Aim of the task
All entries are to be given again verbatim.

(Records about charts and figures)
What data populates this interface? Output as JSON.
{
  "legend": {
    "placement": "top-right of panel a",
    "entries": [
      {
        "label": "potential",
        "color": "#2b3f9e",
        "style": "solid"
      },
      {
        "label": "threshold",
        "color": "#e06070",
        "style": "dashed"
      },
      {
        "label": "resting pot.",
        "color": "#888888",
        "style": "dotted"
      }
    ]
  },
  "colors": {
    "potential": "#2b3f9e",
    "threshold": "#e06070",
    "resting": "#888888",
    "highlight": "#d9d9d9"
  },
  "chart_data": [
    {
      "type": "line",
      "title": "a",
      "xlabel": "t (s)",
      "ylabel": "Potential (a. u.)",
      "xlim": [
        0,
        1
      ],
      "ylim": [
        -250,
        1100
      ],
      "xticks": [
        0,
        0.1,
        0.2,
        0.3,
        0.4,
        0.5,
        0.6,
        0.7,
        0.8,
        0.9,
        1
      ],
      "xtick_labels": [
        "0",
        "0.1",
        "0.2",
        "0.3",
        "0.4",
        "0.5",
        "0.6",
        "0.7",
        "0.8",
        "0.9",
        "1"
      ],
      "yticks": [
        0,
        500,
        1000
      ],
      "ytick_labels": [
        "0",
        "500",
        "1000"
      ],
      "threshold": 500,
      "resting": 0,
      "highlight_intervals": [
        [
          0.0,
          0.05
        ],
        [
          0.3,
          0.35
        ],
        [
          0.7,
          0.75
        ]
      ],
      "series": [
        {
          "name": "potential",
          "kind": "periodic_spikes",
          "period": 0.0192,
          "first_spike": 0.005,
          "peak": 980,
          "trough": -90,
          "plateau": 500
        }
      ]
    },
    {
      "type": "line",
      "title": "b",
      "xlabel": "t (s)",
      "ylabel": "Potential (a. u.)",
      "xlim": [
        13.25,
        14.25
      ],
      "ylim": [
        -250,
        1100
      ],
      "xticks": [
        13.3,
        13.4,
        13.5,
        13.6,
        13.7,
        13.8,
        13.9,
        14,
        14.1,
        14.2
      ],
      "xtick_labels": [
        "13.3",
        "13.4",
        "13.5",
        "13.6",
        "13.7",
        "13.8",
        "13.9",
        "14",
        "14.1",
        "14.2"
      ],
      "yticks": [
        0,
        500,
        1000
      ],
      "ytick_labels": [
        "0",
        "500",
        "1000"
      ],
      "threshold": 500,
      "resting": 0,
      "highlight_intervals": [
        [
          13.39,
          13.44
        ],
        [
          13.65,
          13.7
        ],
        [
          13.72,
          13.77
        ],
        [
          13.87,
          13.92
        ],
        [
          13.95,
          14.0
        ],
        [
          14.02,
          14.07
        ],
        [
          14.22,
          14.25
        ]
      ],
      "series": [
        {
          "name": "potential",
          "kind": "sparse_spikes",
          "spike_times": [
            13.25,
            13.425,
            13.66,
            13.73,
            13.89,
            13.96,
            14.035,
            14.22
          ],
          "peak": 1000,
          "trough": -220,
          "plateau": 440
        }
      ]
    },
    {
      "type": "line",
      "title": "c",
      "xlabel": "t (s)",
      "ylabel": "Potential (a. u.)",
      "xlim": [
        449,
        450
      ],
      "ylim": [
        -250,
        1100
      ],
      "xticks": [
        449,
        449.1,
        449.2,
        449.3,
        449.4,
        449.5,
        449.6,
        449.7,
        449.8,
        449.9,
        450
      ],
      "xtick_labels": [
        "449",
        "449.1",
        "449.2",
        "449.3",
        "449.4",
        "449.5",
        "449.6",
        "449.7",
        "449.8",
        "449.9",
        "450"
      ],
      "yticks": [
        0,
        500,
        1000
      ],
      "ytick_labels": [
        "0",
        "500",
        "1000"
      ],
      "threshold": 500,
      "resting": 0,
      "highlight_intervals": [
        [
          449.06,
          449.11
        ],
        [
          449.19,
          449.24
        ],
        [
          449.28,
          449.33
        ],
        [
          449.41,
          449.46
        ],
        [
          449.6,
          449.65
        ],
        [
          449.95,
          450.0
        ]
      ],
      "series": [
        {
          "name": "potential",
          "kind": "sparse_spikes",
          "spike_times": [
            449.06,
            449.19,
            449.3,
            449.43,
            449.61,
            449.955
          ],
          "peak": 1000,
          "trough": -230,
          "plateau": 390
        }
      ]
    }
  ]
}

Answer
What data populates this interface? Output as JSON.
{
  "legend": {
    "placement": "top-right of panel a",
    "entries": [
      {
        "label": "potential",
        "color": "#2b3f9e",
        "style": "solid"
      },
      {
        "label": "threshold",
        "color": "#e06070",
        "style": "dashed"
      },
      {
        "label": "resting pot.",
        "color": "#888888",
        "style": "dotted"
      }
    ]
  },
  "colors": {
    "potential": "#2b3f9e",
    "threshold": "#e06070",
    "resting": "#888888",
    "highlight": "#d9d9d9"
  },
  "chart_data": [
    {
      "type": "line",
      "title": "a",
      "xlabel": "t (s)",
      "ylabel": "Potential (a. u.)",
      "xlim": [
        0,
        1
      ],
      "ylim": [
        -250,
        1100
      ],
      "xticks": [
        0,
        0.1,
        0.2,
        0.3,
        0.4,
        0.5,
        0.6,
        0.7,
        0.8,
        0.9,
        1
      ],
      "xtick_labels": [
        "0",
        "0.1",
        "0.2",
        "0.3",
        "0.4",
        "0.5",
        "0.6",
        "0.7",
        "0.8",
        "0.9",
        "1"
      ],
      "yticks": [
        0,
        500,
        1000
      ],
      "ytick_labels": [
        "0",
        "500",
        "1000"
      ],
      "threshold": 500,
      "resting": 0,
      "highlight_intervals": [
        [
          0.0,
          0.05
        ],
        [
          0.3,
          0.35
        ],
        [
          0.7,
          0.75
        ]
      ],
      "series": [
        {
          "name": "potential",
          "kind": "periodic_spikes",
          "period": 0.0192,
          "first_spike": 0.005,
          "peak": 980,
          "trough": -90,
          "plateau": 500
        }
      ]
    },
    {
      "type": "line",
      "title": "b",
      "xlabel": "t (s)",
      "ylabel": "Potential (a. u.)",
      "xlim": [
        13.25,
        14.25
      ],
      "ylim": [
        -250,
        1100
      ],
      "xticks": [
        13.3,
        13.4,
        13.5,
        13.6,
        13.7,
        13.8,
        13.9,
        14,
        14.1,
        14.2
      ],
      "xtick_labels": [
        "13.3",
        "13.4",
        "13.5",
        "13.6",
        "13.7",
        "13.8",
        "13.9",
        "14",
        "14.1",
        "14.2"
      ],
      "yticks": [
        0,
        500,
        1000
      ],
      "ytick_labels": [
        "0",
        "500",
        "1000"
      ],
      "threshold": 500,
      "resting": 0,
      "highlight_intervals": [
        [
          13.39,
          13.44
        ],
        [
          13.65,
          13.7
        ],
        [
          13.72,
          13.77
        ],
        [
          13.87,
          13.92
        ],
        [
          13.95,
          14.0
        ],
        [
          14.02,
          14.07
        ],
        [
          14.22,
          14.25
        ]
      ],
      "series": [
        {
          "name": "potential",
          "kind": "sparse_spikes",
          "spike_times": [
            13.25,
            13.425,
            13.66,
            13.73,
            13.89,
            13.96,
            14.035,
            14.22
          ],
          "peak": 1000,
          "trough": -220,
          "plateau": 440
        }
      ]
    },
    {
      "type": "line",
      "title": "c",
      "xlabel": "t (s)",
      "ylabel": "Potential (a. u.)",
      "xlim": [
        449,
        450
      ],
      "ylim": [
        -250,
        1100
      ],
      "xticks": [
        449,
        449.1,
        449.2,
        449.3,
        449.4,
        449.5,
        449.6,
        449.7,
        449.8,
        449.9,
        450
      ],
      "xtick_labels": [
        "449",
        "449.1",
        "449.2",
        "449.3",
        "449.4",
        "449.5",
        "449.6",
        "449.7",
        "449.8",
        "449.9",
        "450"
      ],
      "yticks": [
        0,
        500,
        1000
      ],
      "ytick_labels": [
        "0",
        "500",
        "1000"
      ],
      "threshold": 500,
      "resting": 0,
      "highlight_intervals": [
        [
          449.06,
          449.11
        ],
        [
          449.19,
          449.24
        ],
        [
          449.28,
          449.33
        ],
        [
          449.41,
          449.46
        ],
        [
          449.6,
          449.65
        ],
        [
          449.95,
          450.0
        ]
      ],
      "series": [
        {
          "name": "potential",
          "kind": "sparse_spikes",
          "spike_times": [
            449.06,
            449.19,
            449.3,
            449.43,
            449.61,
            449.955
          ],
          "peak": 1000,
          "trough": -230,
          "plateau": 390
        }
      ]
    }
  ]
}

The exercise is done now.